Provided text:
=-=-=

A good example from March 2024 alone is the recent campaign that has taken off among French populists that the sanctions against Russia are harming Europe more than Russia, which is demonstrably false. Mainstream media also plays its part directly. Tucker Carlson’s interview with President Putin has been viewed millions of times, whilst prime viewing time is afforded to Russian propagandists like Alexander Dugin. While his influence in Russia itself is minimal, the benefits to the strategy for Russia are significant. Vladimir Putin doesn’t have to lift a finger. Once a false narrative reaches critical mass through social or mainstream media, the West does all the work for him.

Inside the Institutions

So that’s the outside approach. The inside approach, however, might be the most sinister of them all. How does Russia control the narrative from inside the very institutions that it’s trying to undermine? Putin’s goal of destabilizing and undermining Western institutions has gone on long before Russia’s annexation of Crimea in 2014. Since that time, an infiltration campaign of pro-Russian actors across the world has sought to do just that. Western charities, academia, political parties, legal professionals, and more are now majorly influenced by Russian infiltration campaigns.

We are all aware of the 2016 US presidential election and the interference Russia was purported to have had. The reality is, Moscow’s manipulation and infiltration have spread globally, having sought to influence other nations through payment, threats, and spying. One example is Jan Marsalek, the Austrian former COO of the now-defunct payment processing company Wirecard, who at one stage was interested in purchasing Deutsche Bank. He was revealed to be a Russian spy and is now an international fugitive. He was reportedly recruited by the FSB in 2014.

Evgeny Lebedev, who sits in the British House of Lords, has a father who is a former KGB agent. Lebedev met then-Foreign Secretary and eventual Prime Minister Boris Johnson in 2018. Lebedev has a 1% attendance record in the Lords and spends his time rubbing shoulders with high society Britain as the owner of the Evening Standard and an investor in The Independent, two of the biggest publications in the UK. After his peerage, he stated, “Is it not remarkable that the son of a KGB agent and a first-generation immigrant of this country has become such an assimilated and contributing member of British society? What a success for our system, don’t you think?” It makes you wonder whose system he was really referring to. Lebedev vehemently denies any links to the Putin regime.

In 2022, a Czech diplomat with top security clearance had been caught handing classified information over to the Russians. David Ballantine Smith, a Russian spy working in the British Embassy in Berlin, was jailed for at least 13 years in February 2023 for giving information to Moscow. In November 2023, it was revealed that the Russian Embassy in Rome had taken out 4 million euros worth of cash since the beginning of the war in Ukraine.

Russia is also accused by US officials of an international ring of election interference, including the threatening of election workers in Eastern Europe, spreading false claims of voter fraud in the Middle East, and social media manipulation in the Americas. These are just a fraction of the examples of known Russian attempts to influence the informational environment in their favor, and it paints a stark picture of the concerted global campaign Putin is waging against the West. So, while the troll farms play their part, the strategy is far more widespread and ominous than it initially appears.

=-=-=

(Visual layout annotation data)
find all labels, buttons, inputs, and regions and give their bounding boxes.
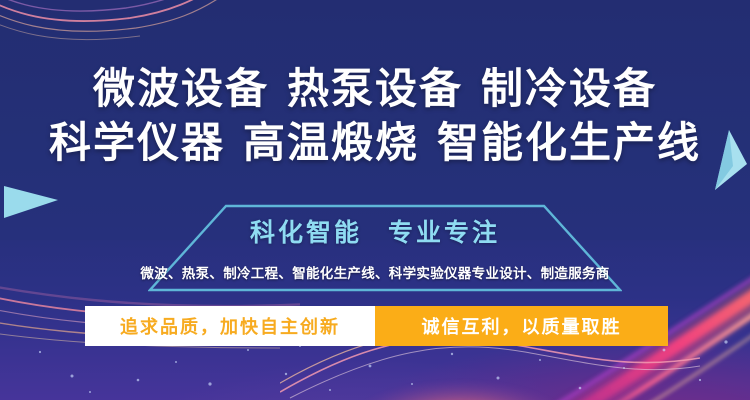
headline-word-5: 高温煅烧: [243, 119, 419, 166]
headline-word-1: 微波设备: [93, 65, 269, 112]
subtitle-row: 科化智能专业专注: [0, 216, 750, 250]
headline: 微波设备热泵设备制冷设备 科学仪器高温煅烧智能化生产线: [0, 62, 750, 170]
subtitle-right: 专业专注: [388, 219, 500, 247]
headline-word-6: 智能化生产线: [437, 119, 701, 166]
headline-word-2: 热泵设备: [287, 65, 463, 112]
triangle-right-icon: [4, 180, 60, 220]
headline-word-3: 制冷设备: [481, 65, 657, 112]
headline-word-4: 科学仪器: [49, 119, 225, 166]
headline-line-1: 微波设备热泵设备制冷设备: [0, 62, 750, 116]
secondary-slogan-button[interactable]: 诚信互利，以质量取胜: [375, 306, 668, 346]
headline-line-2: 科学仪器高温煅烧智能化生产线: [0, 116, 750, 170]
subtitle-left: 科化智能: [250, 219, 362, 247]
cta-button-row: 追求品质，加快自主创新 诚信互利，以质量取胜: [85, 306, 668, 346]
primary-slogan-button[interactable]: 追求品质，加快自主创新: [85, 306, 375, 346]
promo-banner: 微波设备热泵设备制冷设备 科学仪器高温煅烧智能化生产线 科化智能专业专注 微波、…: [0, 0, 750, 400]
subtitle-description: 微波、热泵、制冷工程、智能化生产线、科学实验仪器专业设计、制造服务商: [0, 262, 750, 282]
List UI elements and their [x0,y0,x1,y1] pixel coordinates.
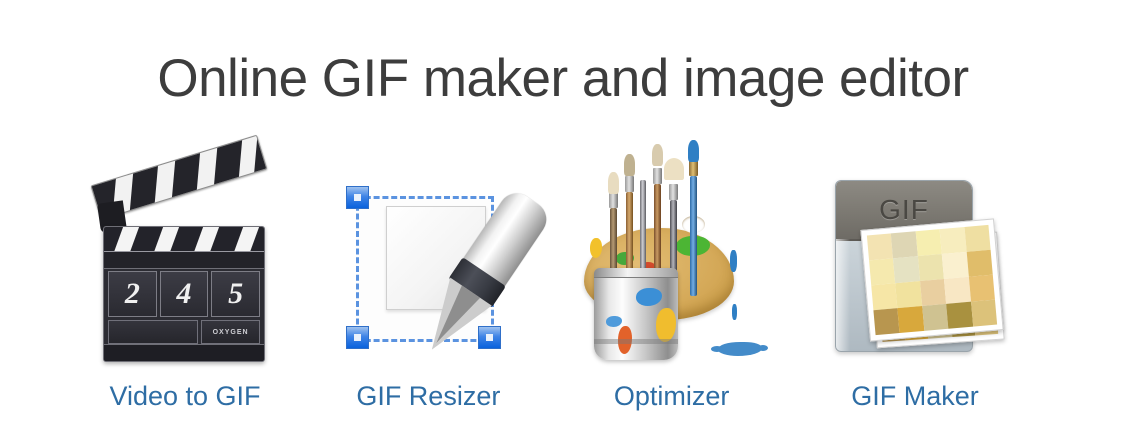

=-=-=

Objectives:
1. Condense the paragraph in the passage on Russian influence operations that begins "In 2022, a Czech diplomat" into a bulleted list that keeps its main facts.
2. Render this sentence from the passage on Russian influence operations in Spanish: "Western charities, academia, political parties, legal professionals, and more are now majorly influenced by Russian infiltration campaigns."
3. Please carry on the passage on Russian influence operations, picking up after its last sentence.
The records are not needed for anything here.

Responses to the exercise:
1.
- 2022: A Czech diplomat with top security clearance was caught handing classified information to the Russians.
- February 2023: David Ballantine Smith, a Russian spy working at the British Embassy in Berlin, was jailed for at least 13 years for giving information to Moscow.
- November 2023: It was revealed that the Russian Embassy in Rome had taken out 4 million euros in cash since the war in Ukraine began.

2. Las organizaciones benéficas occidentales, el mundo académico, los partidos políticos, los profesionales del derecho y otros sectores están ahora fuertemente influidos por campañas de infiltración rusas.

3.
Western Responses and the Need for Action

Moscow itself has a vice-like grip on the information environment within its borders. Foreign ownership of media outlets is limited, rebroadcasting licenses have been withdrawn, and independent sources of news have been closed. Russian television paints an alternate picture of reality, school textbooks are censored, and even the relatively free internet is slowly being brought under control. Vladimir Putin has just secured his fifth term as president in an entirely unfree and unfair election, in an inevitable landslide where his biggest opponent, Alexei Navalny, recently lost his life while imprisoned in Siberia. Winning an election, even with a guaranteed outcome, helps in lending legitimacy to the Kremlin regime. This tells you all you need to know about how important the Kremlin sees controlling the narrative as. They know how damaging it could be to their own regime if it was used against them.

What Can Be Done?

The fallout over Russia’s purported influence during the 2016 US presidential election has not been sufficiently addressed. Facebook admitted that between 30 and 126 million Americans may have seen some 80,000 posts written by Russian-backed pages but tried to downplay the level of Russian influence overall by stating this is a small minority of total posts on the platform. The West’s bans of Russian state news networks, Russia Today and Sputnik, have proved ineffective as both remain easily accessible across the internet. In the US, the Department of Homeland Security’s disinformation governance board was shuttered in August 2022 following political infighting. A 2020 report from the UK’s intelligence services stated that Russian interference in the country is “the new normal.” Money and resources are actually being scaled back as Russia ramps up its campaigns.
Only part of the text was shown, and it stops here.